• **About this task**
Search term "obviously": copy each line of the records that contains it.

=== Section Start ===

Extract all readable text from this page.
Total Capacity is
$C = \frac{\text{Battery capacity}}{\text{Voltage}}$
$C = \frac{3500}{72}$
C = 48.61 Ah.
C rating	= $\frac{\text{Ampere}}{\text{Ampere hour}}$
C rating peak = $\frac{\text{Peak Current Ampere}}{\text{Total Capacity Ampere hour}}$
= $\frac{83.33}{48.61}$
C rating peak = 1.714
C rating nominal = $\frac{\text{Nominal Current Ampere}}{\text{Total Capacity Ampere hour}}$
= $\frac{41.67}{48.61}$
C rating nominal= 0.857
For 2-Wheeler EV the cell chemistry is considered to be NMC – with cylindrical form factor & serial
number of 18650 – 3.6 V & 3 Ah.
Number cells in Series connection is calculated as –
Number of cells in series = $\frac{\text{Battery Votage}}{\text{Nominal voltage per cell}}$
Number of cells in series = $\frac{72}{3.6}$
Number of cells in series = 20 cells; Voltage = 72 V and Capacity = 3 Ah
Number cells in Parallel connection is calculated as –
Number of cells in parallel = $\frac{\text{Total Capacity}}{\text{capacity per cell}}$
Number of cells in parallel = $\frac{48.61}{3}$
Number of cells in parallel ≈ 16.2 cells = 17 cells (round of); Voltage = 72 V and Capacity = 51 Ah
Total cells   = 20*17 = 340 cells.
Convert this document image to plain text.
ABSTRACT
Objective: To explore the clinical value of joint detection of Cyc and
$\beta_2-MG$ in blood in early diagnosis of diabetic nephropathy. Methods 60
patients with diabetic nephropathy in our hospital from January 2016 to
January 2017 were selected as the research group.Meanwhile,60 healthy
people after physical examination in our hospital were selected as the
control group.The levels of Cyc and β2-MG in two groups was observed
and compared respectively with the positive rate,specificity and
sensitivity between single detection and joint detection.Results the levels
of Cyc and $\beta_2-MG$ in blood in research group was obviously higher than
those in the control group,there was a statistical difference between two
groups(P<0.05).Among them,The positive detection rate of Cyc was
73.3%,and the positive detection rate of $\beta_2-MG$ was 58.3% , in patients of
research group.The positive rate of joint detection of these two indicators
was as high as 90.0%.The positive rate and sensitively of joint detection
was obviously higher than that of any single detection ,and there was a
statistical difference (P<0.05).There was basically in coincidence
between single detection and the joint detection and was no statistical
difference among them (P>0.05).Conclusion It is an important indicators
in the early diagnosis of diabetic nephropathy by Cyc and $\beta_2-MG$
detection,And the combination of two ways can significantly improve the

=== Section End ===

• **Solution for this exercise**
of Cyc and $\beta_2-MG$ in blood in research group was obviously higher than
was obviously higher than that of any single detection ,and there was a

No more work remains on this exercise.